### Records shown:

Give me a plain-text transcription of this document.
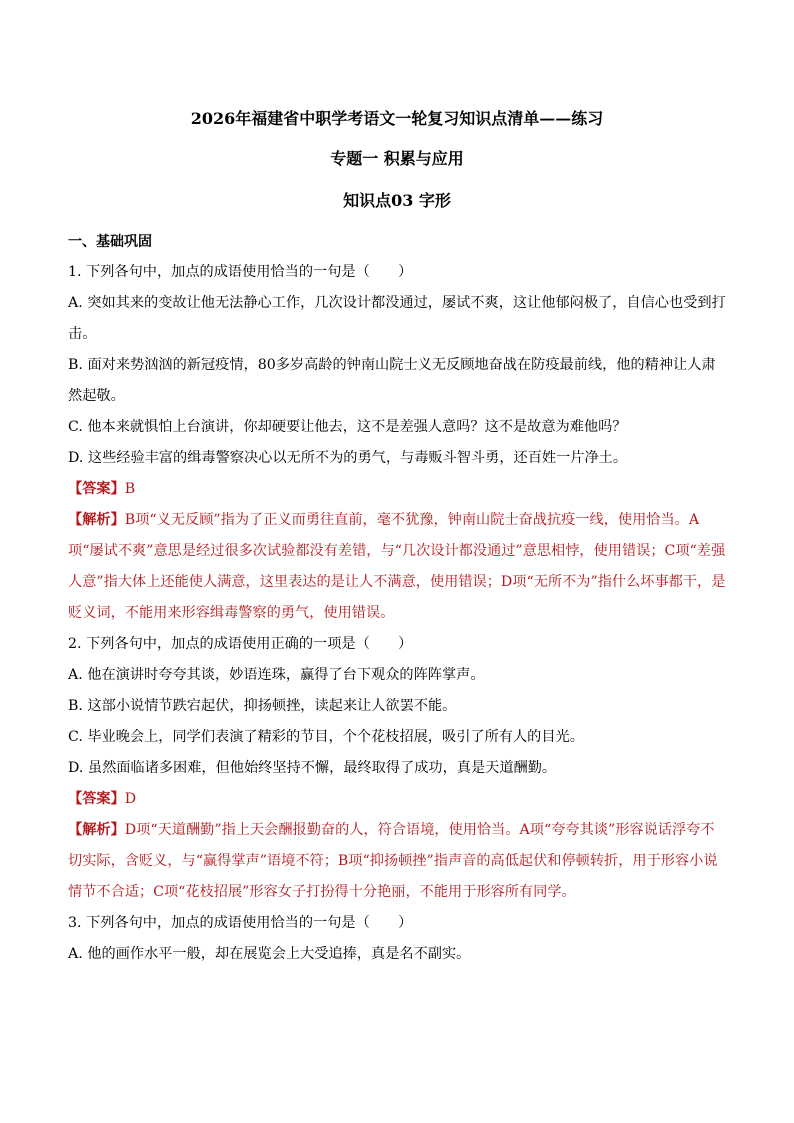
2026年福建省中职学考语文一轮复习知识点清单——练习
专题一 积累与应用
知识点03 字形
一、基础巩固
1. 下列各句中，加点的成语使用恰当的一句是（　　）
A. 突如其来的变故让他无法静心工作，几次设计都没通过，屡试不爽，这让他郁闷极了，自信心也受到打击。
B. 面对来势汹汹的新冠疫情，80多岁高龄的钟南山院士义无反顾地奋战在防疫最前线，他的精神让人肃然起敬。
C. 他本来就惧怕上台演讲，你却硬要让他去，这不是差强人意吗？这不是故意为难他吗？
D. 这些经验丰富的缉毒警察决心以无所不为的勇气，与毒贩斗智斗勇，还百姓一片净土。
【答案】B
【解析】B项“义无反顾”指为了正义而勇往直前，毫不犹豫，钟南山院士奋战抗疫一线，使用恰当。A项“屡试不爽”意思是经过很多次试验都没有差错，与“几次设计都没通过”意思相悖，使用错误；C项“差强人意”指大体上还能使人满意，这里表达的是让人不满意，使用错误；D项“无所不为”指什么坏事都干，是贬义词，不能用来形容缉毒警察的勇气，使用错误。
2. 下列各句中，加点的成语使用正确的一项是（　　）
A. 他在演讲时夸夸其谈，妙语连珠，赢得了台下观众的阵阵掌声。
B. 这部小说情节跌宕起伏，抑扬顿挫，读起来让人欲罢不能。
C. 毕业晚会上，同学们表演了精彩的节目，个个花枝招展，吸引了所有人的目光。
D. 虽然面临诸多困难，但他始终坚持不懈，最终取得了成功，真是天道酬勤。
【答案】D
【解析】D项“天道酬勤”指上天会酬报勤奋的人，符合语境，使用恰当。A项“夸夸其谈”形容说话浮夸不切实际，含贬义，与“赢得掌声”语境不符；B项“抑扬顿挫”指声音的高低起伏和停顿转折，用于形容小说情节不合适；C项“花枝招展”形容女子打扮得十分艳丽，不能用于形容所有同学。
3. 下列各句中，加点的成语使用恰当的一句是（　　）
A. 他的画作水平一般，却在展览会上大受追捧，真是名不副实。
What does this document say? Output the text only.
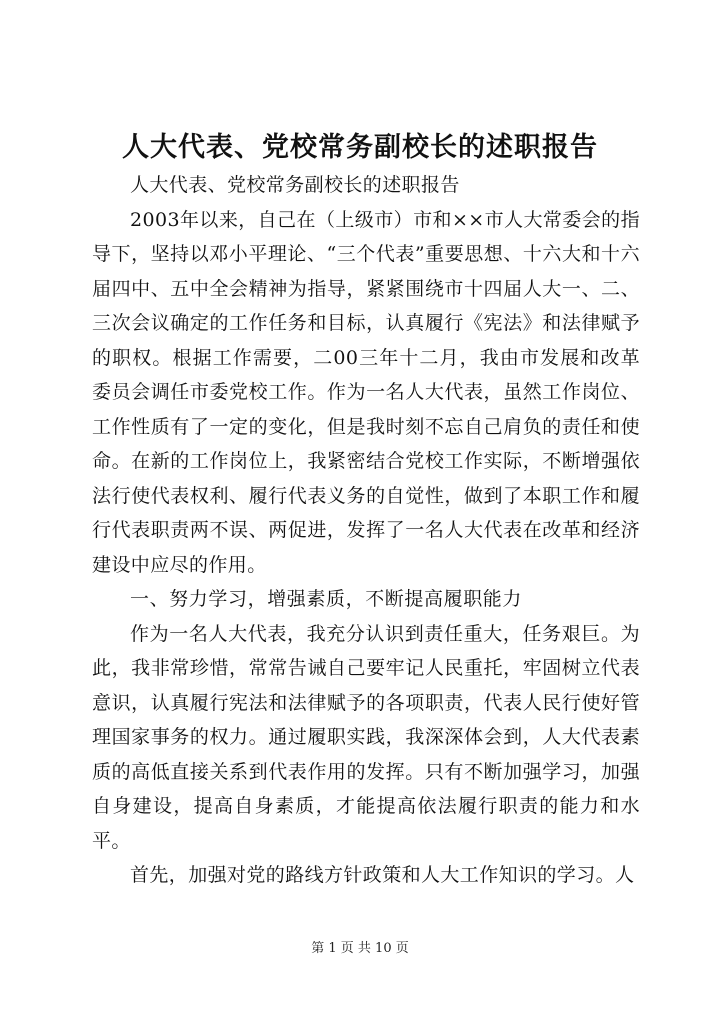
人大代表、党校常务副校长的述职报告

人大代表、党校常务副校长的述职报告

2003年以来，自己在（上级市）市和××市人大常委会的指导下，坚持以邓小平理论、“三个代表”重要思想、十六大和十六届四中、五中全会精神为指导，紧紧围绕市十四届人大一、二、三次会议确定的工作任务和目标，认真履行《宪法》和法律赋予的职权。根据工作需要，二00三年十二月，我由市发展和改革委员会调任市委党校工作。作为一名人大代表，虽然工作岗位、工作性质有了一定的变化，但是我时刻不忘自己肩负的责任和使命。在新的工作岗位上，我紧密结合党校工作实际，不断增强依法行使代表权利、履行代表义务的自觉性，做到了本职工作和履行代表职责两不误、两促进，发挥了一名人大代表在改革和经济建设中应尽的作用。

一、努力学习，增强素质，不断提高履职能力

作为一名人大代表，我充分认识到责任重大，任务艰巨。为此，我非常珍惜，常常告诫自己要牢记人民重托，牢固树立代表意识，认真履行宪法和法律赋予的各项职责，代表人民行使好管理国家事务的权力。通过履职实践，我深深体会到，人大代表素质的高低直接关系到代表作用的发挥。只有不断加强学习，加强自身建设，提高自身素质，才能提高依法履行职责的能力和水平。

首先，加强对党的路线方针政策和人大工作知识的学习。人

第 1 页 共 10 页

### Problem to solve:
Restate the data above word for word. Do not include the images.

### Output for this exercise:
Give me a plain-text transcription of this document.
2026年福建省中职学考语文一轮复习知识点清单——练习
专题一 积累与应用
知识点03 字形
一、基础巩固
1. 下列各句中，加点的成语使用恰当的一句是（　　）
A. 突如其来的变故让他无法静心工作，几次设计都没通过，屡试不爽，这让他郁闷极了，自信心也受到打击。
B. 面对来势汹汹的新冠疫情，80多岁高龄的钟南山院士义无反顾地奋战在防疫最前线，他的精神让人肃然起敬。
C. 他本来就惧怕上台演讲，你却硬要让他去，这不是差强人意吗？这不是故意为难他吗？
D. 这些经验丰富的缉毒警察决心以无所不为的勇气，与毒贩斗智斗勇，还百姓一片净土。
【答案】B
【解析】B项“义无反顾”指为了正义而勇往直前，毫不犹豫，钟南山院士奋战抗疫一线，使用恰当。A项“屡试不爽”意思是经过很多次试验都没有差错，与“几次设计都没通过”意思相悖，使用错误；C项“差强人意”指大体上还能使人满意，这里表达的是让人不满意，使用错误；D项“无所不为”指什么坏事都干，是贬义词，不能用来形容缉毒警察的勇气，使用错误。
2. 下列各句中，加点的成语使用正确的一项是（　　）
A. 他在演讲时夸夸其谈，妙语连珠，赢得了台下观众的阵阵掌声。
B. 这部小说情节跌宕起伏，抑扬顿挫，读起来让人欲罢不能。
C. 毕业晚会上，同学们表演了精彩的节目，个个花枝招展，吸引了所有人的目光。
D. 虽然面临诸多困难，但他始终坚持不懈，最终取得了成功，真是天道酬勤。
【答案】D
【解析】D项“天道酬勤”指上天会酬报勤奋的人，符合语境，使用恰当。A项“夸夸其谈”形容说话浮夸不切实际，含贬义，与“赢得掌声”语境不符；B项“抑扬顿挫”指声音的高低起伏和停顿转折，用于形容小说情节不合适；C项“花枝招展”形容女子打扮得十分艳丽，不能用于形容所有同学。
3. 下列各句中，加点的成语使用恰当的一句是（　　）
A. 他的画作水平一般，却在展览会上大受追捧，真是名不副实。
What does this document say? Output the text only.
人大代表、党校常务副校长的述职报告

人大代表、党校常务副校长的述职报告

2003年以来，自己在（上级市）市和××市人大常委会的指导下，坚持以邓小平理论、“三个代表”重要思想、十六大和十六届四中、五中全会精神为指导，紧紧围绕市十四届人大一、二、三次会议确定的工作任务和目标，认真履行《宪法》和法律赋予的职权。根据工作需要，二00三年十二月，我由市发展和改革委员会调任市委党校工作。作为一名人大代表，虽然工作岗位、工作性质有了一定的变化，但是我时刻不忘自己肩负的责任和使命。在新的工作岗位上，我紧密结合党校工作实际，不断增强依法行使代表权利、履行代表义务的自觉性，做到了本职工作和履行代表职责两不误、两促进，发挥了一名人大代表在改革和经济建设中应尽的作用。

一、努力学习，增强素质，不断提高履职能力

作为一名人大代表，我充分认识到责任重大，任务艰巨。为此，我非常珍惜，常常告诫自己要牢记人民重托，牢固树立代表意识，认真履行宪法和法律赋予的各项职责，代表人民行使好管理国家事务的权力。通过履职实践，我深深体会到，人大代表素质的高低直接关系到代表作用的发挥。只有不断加强学习，加强自身建设，提高自身素质，才能提高依法履行职责的能力和水平。

首先，加强对党的路线方针政策和人大工作知识的学习。人

第 1 页 共 10 页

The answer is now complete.